* _WORK ORDER_
Find the lines below holding the word "content" and copy each of them.

[Dataset items]
————————
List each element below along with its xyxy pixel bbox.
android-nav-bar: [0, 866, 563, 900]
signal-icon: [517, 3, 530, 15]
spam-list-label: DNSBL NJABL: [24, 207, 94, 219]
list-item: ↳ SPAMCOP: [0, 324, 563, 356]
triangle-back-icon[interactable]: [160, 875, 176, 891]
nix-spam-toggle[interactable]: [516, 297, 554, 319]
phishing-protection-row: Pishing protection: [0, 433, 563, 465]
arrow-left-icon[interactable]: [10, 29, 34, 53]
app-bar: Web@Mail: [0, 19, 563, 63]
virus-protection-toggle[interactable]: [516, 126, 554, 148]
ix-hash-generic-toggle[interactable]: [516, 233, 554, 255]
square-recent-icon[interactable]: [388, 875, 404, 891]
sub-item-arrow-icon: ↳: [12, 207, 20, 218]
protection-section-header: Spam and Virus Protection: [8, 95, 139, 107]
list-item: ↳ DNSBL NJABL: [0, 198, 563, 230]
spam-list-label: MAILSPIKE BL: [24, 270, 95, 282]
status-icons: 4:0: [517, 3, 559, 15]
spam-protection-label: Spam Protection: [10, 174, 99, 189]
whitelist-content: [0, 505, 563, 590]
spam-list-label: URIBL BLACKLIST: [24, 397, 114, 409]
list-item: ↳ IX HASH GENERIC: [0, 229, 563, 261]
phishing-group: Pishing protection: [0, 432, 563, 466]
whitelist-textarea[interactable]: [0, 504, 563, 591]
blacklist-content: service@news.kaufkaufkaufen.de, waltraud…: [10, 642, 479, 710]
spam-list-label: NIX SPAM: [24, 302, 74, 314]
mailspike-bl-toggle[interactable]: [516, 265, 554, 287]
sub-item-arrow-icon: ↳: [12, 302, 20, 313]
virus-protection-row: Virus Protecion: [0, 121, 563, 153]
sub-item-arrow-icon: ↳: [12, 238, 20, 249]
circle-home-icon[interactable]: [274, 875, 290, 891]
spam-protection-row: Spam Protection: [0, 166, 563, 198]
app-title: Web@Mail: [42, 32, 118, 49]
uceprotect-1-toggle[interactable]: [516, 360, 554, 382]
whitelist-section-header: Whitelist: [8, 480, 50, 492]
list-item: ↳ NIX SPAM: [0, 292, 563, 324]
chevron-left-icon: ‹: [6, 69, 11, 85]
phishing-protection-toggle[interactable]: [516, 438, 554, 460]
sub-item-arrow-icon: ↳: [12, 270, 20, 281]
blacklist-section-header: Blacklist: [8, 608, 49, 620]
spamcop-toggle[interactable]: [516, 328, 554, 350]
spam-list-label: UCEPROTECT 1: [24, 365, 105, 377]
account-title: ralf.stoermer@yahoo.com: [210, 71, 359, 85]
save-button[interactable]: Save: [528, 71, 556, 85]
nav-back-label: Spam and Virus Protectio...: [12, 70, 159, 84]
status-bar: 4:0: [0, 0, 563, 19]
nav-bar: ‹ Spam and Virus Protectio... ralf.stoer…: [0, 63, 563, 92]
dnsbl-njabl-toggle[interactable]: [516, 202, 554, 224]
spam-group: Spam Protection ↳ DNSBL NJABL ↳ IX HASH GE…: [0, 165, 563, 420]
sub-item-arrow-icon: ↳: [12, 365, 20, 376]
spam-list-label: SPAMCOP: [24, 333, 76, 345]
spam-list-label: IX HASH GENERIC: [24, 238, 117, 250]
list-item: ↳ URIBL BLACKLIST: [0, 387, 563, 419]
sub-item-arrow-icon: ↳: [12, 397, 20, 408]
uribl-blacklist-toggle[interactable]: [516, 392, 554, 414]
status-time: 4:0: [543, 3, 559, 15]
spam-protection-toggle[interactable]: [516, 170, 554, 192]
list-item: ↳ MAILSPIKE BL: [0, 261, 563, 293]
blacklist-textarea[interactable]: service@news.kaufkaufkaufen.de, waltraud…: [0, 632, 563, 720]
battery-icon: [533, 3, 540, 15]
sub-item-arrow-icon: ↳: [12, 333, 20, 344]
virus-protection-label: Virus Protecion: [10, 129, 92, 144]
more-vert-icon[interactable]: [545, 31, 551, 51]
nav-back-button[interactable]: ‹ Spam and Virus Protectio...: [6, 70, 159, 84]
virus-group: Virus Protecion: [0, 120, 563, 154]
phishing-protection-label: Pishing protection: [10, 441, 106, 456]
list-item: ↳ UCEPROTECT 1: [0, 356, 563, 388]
————————
* _PROBLEM SOLUTION_
whitelist-content: [0, 505, 563, 590]
blacklist-content: service@news.kaufkaufkaufen.de, waltraud…: [10, 642, 479, 710]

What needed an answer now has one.